### TASK GOAL
Find the lines with "years" in them and copy them out.
##### RECORDS SHOWN #####
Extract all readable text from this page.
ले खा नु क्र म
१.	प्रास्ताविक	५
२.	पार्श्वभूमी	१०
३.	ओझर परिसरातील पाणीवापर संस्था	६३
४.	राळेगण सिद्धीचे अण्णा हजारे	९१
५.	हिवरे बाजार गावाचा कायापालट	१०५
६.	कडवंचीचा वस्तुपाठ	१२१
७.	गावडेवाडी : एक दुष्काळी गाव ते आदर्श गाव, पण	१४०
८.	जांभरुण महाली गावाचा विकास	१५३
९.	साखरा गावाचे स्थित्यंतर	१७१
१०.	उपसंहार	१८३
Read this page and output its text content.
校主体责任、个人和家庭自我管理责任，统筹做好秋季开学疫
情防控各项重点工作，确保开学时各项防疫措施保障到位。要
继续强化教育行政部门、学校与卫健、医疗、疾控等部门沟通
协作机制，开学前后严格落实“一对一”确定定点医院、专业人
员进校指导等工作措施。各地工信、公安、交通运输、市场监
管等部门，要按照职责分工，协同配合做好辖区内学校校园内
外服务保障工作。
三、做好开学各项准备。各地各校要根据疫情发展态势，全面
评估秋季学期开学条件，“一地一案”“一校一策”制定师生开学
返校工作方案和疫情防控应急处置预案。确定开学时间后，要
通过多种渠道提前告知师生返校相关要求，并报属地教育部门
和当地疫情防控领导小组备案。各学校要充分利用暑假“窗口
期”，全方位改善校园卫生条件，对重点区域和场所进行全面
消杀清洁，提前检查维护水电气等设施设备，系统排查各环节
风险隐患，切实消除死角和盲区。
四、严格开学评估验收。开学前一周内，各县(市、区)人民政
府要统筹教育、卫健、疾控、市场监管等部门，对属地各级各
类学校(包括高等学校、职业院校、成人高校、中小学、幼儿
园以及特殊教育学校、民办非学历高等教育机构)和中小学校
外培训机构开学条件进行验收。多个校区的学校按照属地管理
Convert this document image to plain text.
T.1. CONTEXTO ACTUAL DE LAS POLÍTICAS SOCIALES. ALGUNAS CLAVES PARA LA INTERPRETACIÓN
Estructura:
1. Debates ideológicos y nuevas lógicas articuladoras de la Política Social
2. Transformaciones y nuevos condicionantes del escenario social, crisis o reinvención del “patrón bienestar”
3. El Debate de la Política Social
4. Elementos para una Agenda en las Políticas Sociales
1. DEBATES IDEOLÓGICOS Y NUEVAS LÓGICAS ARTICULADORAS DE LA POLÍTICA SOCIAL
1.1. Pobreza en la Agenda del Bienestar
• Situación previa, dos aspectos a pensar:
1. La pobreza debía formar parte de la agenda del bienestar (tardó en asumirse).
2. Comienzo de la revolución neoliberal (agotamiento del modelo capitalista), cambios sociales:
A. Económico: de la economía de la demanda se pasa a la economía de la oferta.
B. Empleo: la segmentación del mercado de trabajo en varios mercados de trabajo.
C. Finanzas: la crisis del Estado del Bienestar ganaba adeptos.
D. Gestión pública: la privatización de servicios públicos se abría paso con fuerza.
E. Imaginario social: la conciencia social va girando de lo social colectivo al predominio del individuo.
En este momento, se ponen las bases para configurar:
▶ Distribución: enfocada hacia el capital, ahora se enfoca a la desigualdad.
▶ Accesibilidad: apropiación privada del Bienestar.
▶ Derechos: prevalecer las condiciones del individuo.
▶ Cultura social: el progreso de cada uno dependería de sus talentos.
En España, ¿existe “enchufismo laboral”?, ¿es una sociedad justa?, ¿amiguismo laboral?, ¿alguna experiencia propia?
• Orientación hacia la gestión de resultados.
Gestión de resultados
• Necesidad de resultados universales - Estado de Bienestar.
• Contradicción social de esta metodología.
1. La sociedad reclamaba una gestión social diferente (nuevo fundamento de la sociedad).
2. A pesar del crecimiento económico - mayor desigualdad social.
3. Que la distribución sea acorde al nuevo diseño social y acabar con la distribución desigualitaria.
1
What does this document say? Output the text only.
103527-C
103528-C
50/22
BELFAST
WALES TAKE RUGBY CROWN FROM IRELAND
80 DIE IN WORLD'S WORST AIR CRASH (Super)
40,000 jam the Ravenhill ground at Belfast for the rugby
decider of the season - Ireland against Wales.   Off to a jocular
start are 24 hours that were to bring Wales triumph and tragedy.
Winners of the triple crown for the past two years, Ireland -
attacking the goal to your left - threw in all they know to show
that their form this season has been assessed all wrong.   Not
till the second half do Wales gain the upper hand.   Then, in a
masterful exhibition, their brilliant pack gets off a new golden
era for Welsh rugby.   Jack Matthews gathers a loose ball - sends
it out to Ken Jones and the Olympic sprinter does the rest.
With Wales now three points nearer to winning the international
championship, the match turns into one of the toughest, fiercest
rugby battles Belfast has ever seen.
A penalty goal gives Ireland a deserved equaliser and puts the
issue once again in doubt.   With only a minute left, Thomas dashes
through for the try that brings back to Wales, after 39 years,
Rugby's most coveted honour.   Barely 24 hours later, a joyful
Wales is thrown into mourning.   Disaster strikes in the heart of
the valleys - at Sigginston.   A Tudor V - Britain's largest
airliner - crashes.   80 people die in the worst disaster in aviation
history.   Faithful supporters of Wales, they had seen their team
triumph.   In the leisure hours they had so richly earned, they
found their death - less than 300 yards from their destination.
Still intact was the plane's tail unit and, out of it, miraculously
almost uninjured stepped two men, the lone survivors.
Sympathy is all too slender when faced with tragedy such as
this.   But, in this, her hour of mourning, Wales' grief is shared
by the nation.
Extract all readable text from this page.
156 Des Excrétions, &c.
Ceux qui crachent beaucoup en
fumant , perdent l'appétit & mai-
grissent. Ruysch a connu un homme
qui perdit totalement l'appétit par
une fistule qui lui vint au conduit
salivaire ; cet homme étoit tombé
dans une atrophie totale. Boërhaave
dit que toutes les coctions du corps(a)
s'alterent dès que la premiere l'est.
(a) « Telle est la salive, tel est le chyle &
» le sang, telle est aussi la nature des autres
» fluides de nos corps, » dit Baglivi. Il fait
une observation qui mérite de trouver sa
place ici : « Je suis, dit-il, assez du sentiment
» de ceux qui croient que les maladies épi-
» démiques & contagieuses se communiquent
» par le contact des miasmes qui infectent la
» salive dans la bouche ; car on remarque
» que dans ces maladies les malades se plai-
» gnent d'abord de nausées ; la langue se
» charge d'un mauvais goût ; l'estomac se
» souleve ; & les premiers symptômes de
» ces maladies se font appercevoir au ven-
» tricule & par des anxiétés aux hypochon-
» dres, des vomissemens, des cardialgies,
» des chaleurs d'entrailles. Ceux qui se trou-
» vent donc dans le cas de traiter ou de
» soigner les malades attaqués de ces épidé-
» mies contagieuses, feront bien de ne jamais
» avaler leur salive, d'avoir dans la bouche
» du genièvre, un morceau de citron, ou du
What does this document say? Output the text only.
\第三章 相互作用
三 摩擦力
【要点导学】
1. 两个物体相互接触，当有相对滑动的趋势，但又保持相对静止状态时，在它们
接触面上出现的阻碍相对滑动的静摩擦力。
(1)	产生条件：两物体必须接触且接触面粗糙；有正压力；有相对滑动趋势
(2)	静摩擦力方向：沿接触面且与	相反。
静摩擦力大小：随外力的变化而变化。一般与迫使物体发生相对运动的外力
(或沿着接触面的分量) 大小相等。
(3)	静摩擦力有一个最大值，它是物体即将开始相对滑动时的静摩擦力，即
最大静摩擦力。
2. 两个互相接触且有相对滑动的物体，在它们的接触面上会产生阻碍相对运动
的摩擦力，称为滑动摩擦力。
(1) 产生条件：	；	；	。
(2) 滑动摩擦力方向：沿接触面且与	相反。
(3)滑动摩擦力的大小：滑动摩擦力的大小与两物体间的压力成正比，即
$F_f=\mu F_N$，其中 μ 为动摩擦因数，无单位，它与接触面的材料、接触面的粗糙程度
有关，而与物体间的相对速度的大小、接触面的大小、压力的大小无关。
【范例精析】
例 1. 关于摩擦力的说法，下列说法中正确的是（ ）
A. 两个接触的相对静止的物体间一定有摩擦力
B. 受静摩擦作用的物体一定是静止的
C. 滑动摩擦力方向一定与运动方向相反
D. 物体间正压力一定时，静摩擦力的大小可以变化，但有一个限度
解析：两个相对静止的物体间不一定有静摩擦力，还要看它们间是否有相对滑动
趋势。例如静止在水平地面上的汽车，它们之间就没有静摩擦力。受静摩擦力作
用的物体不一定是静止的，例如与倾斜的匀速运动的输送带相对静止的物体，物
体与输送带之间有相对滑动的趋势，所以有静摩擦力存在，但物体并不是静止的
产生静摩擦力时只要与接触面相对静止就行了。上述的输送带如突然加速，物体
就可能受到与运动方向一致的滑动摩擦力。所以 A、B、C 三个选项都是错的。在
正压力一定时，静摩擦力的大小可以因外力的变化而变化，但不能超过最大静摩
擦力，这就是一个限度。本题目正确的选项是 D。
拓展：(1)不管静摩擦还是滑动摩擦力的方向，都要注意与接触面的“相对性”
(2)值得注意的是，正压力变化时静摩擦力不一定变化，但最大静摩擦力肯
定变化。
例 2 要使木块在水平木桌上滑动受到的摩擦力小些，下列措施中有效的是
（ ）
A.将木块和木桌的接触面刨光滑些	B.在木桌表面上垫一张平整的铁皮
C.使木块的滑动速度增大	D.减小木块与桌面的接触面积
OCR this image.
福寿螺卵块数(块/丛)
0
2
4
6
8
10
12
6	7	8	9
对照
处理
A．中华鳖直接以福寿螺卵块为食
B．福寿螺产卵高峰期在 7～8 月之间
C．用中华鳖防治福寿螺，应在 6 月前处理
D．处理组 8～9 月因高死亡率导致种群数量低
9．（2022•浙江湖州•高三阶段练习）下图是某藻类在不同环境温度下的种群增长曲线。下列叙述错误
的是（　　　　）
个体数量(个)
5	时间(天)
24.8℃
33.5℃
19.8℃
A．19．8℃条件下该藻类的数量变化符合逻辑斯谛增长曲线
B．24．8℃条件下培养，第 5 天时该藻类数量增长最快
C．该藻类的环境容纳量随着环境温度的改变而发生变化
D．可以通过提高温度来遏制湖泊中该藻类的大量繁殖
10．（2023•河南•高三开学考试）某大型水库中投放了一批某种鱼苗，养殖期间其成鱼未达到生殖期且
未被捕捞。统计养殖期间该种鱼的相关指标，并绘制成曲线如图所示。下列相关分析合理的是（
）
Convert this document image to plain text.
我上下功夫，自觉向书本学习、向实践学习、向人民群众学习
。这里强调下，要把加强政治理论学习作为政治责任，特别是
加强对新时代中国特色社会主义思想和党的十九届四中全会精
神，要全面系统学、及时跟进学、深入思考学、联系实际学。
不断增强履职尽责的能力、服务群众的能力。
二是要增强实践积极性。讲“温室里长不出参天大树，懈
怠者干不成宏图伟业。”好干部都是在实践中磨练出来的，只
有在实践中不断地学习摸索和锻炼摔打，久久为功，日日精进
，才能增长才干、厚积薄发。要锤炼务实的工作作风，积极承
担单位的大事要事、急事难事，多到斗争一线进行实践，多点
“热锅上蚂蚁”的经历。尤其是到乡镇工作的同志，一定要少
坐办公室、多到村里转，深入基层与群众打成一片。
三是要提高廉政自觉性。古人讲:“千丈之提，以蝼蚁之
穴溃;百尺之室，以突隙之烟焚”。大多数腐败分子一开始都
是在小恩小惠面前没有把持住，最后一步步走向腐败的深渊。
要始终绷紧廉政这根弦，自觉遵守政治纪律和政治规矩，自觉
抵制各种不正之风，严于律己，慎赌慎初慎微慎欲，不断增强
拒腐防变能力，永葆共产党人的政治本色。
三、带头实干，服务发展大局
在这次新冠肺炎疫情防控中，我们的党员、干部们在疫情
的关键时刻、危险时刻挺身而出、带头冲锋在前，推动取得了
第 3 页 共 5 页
#####
### SOLUTION
Winners of the triple crown for the past two years, Ireland -
through for the try that brings back to Wales, after 39 years,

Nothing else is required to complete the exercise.